Task goal =
Copy out every line in the entries below that includes "meaning".
** BEGIN Records for the exercise **
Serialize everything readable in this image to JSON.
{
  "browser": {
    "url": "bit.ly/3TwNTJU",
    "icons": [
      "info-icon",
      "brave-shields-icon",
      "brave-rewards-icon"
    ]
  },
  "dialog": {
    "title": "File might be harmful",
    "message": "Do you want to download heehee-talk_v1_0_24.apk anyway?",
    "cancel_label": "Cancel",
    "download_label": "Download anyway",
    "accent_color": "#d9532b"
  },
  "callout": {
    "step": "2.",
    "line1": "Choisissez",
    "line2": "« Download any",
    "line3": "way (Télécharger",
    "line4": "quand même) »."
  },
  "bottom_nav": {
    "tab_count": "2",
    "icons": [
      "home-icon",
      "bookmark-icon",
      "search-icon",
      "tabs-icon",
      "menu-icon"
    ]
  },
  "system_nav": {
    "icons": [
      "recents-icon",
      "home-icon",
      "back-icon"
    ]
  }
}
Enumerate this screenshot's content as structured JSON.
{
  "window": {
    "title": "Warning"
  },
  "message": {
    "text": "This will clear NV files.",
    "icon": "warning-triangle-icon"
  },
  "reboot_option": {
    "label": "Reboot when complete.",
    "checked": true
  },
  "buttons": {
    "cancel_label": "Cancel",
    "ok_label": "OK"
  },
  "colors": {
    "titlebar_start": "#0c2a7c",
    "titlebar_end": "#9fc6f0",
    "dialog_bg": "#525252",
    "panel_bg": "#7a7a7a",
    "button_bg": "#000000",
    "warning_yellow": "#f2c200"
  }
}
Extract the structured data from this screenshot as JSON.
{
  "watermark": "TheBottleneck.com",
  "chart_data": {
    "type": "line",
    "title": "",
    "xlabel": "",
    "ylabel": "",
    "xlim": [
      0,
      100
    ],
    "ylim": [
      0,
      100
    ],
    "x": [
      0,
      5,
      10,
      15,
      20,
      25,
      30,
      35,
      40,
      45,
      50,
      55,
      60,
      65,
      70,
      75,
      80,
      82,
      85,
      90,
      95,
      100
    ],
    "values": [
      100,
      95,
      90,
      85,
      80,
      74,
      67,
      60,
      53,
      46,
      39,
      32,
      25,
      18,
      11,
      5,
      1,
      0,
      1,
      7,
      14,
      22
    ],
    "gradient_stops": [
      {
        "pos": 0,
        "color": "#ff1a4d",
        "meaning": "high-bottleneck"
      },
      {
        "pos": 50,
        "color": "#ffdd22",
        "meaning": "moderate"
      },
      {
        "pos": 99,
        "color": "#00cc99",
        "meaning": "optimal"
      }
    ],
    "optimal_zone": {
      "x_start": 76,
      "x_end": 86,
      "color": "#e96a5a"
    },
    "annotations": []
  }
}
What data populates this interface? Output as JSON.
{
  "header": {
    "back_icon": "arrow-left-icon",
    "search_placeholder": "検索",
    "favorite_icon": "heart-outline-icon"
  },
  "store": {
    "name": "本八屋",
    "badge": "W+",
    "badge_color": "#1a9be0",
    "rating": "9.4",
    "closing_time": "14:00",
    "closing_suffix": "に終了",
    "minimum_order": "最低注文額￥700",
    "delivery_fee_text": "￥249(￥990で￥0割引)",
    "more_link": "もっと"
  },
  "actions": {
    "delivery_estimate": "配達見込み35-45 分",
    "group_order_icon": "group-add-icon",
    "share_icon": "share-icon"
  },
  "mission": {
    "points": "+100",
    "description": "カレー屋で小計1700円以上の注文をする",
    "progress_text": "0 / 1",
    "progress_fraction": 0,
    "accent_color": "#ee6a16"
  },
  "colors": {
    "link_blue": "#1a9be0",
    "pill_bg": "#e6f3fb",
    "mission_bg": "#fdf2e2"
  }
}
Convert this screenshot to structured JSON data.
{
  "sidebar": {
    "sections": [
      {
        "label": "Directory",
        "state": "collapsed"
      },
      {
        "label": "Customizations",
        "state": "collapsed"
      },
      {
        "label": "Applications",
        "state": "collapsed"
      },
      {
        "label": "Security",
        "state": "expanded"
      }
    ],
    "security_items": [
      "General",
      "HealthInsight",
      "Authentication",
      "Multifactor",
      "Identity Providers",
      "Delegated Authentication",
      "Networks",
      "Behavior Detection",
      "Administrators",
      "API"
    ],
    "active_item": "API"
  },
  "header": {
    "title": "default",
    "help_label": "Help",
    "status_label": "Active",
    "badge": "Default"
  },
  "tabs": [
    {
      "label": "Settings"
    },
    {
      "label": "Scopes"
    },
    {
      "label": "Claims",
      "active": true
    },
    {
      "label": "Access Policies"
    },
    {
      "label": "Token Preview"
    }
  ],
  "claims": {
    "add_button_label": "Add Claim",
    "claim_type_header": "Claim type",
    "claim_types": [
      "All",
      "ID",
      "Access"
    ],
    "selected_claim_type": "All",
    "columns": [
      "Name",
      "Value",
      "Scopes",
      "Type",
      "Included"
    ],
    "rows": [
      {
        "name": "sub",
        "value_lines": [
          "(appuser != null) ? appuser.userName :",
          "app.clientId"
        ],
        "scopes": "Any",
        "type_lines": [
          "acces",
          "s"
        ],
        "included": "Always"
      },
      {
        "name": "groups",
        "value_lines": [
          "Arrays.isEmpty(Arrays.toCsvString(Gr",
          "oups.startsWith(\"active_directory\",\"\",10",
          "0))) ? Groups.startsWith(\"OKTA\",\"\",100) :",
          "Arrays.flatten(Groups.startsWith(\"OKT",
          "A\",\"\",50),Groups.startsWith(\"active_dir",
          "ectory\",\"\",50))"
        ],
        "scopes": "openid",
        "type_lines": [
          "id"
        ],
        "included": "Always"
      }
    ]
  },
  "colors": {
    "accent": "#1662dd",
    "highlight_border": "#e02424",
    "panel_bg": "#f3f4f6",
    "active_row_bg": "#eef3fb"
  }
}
** END Records for the exercise **
Right answer =
        "meaning": "high-bottleneck"
        "meaning": "moderate"
        "meaning": "optimal"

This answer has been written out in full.